--- Job ---
Reproduce the material word for word; the images stay out.

(Items from a data source)
▼▼▼

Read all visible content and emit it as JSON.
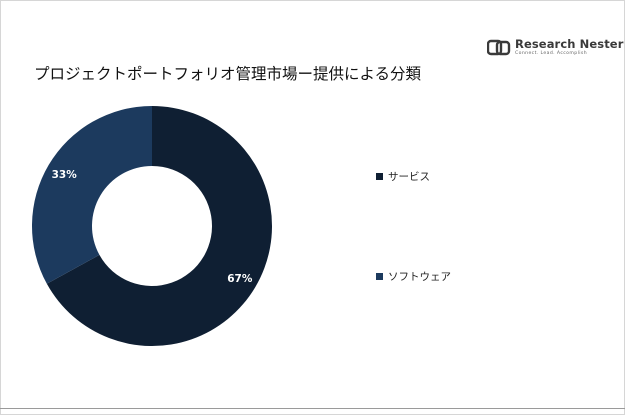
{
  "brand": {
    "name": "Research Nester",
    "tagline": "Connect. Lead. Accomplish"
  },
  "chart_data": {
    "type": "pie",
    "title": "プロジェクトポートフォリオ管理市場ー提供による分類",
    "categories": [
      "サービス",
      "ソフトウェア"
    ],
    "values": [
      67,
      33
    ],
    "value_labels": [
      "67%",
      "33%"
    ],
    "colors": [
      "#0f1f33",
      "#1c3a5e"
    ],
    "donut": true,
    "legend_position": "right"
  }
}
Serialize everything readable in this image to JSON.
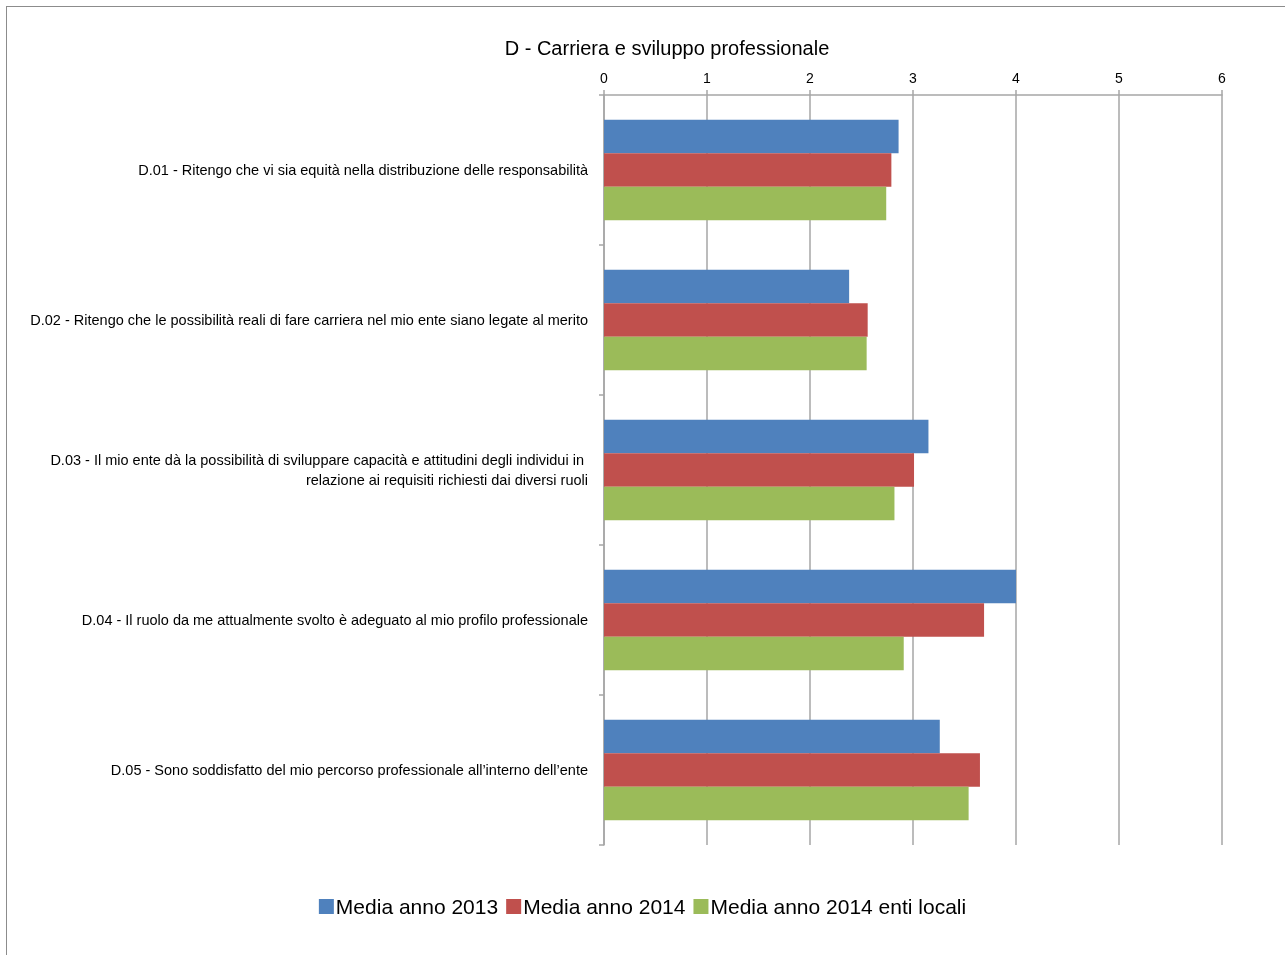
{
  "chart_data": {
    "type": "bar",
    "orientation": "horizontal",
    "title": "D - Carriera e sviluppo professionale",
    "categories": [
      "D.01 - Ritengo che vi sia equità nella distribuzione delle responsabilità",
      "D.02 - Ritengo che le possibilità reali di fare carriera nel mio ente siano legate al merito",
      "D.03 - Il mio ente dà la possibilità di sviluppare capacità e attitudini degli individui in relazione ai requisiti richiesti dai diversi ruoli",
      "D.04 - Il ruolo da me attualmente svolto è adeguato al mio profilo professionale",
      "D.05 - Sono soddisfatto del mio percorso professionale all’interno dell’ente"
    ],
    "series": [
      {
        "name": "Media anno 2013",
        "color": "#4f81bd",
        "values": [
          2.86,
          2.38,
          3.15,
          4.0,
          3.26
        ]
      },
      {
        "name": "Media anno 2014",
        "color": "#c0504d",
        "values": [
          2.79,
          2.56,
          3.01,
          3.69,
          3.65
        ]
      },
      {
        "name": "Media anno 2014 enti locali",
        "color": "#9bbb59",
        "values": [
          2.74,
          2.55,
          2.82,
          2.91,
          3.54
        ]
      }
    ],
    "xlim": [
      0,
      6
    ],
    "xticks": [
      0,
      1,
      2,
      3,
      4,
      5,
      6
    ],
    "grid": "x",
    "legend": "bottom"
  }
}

▲▲▲

--- Result of this task ---
Read all visible content and emit it as JSON.
{
  "brand": {
    "name": "Research Nester",
    "tagline": "Connect. Lead. Accomplish"
  },
  "chart_data": {
    "type": "pie",
    "title": "プロジェクトポートフォリオ管理市場ー提供による分類",
    "categories": [
      "サービス",
      "ソフトウェア"
    ],
    "values": [
      67,
      33
    ],
    "value_labels": [
      "67%",
      "33%"
    ],
    "colors": [
      "#0f1f33",
      "#1c3a5e"
    ],
    "donut": true,
    "legend_position": "right"
  }
}
Serialize everything readable in this image to JSON.
{
  "chart_data": {
    "type": "bar",
    "orientation": "horizontal",
    "title": "D - Carriera e sviluppo professionale",
    "categories": [
      "D.01 - Ritengo che vi sia equità nella distribuzione delle responsabilità",
      "D.02 - Ritengo che le possibilità reali di fare carriera nel mio ente siano legate al merito",
      "D.03 - Il mio ente dà la possibilità di sviluppare capacità e attitudini degli individui in relazione ai requisiti richiesti dai diversi ruoli",
      "D.04 - Il ruolo da me attualmente svolto è adeguato al mio profilo professionale",
      "D.05 - Sono soddisfatto del mio percorso professionale all’interno dell’ente"
    ],
    "series": [
      {
        "name": "Media anno 2013",
        "color": "#4f81bd",
        "values": [
          2.86,
          2.38,
          3.15,
          4.0,
          3.26
        ]
      },
      {
        "name": "Media anno 2014",
        "color": "#c0504d",
        "values": [
          2.79,
          2.56,
          3.01,
          3.69,
          3.65
        ]
      },
      {
        "name": "Media anno 2014 enti locali",
        "color": "#9bbb59",
        "values": [
          2.74,
          2.55,
          2.82,
          2.91,
          3.54
        ]
      }
    ],
    "xlim": [
      0,
      6
    ],
    "xticks": [
      0,
      1,
      2,
      3,
      4,
      5,
      6
    ],
    "grid": "x",
    "legend": "bottom"
  }
}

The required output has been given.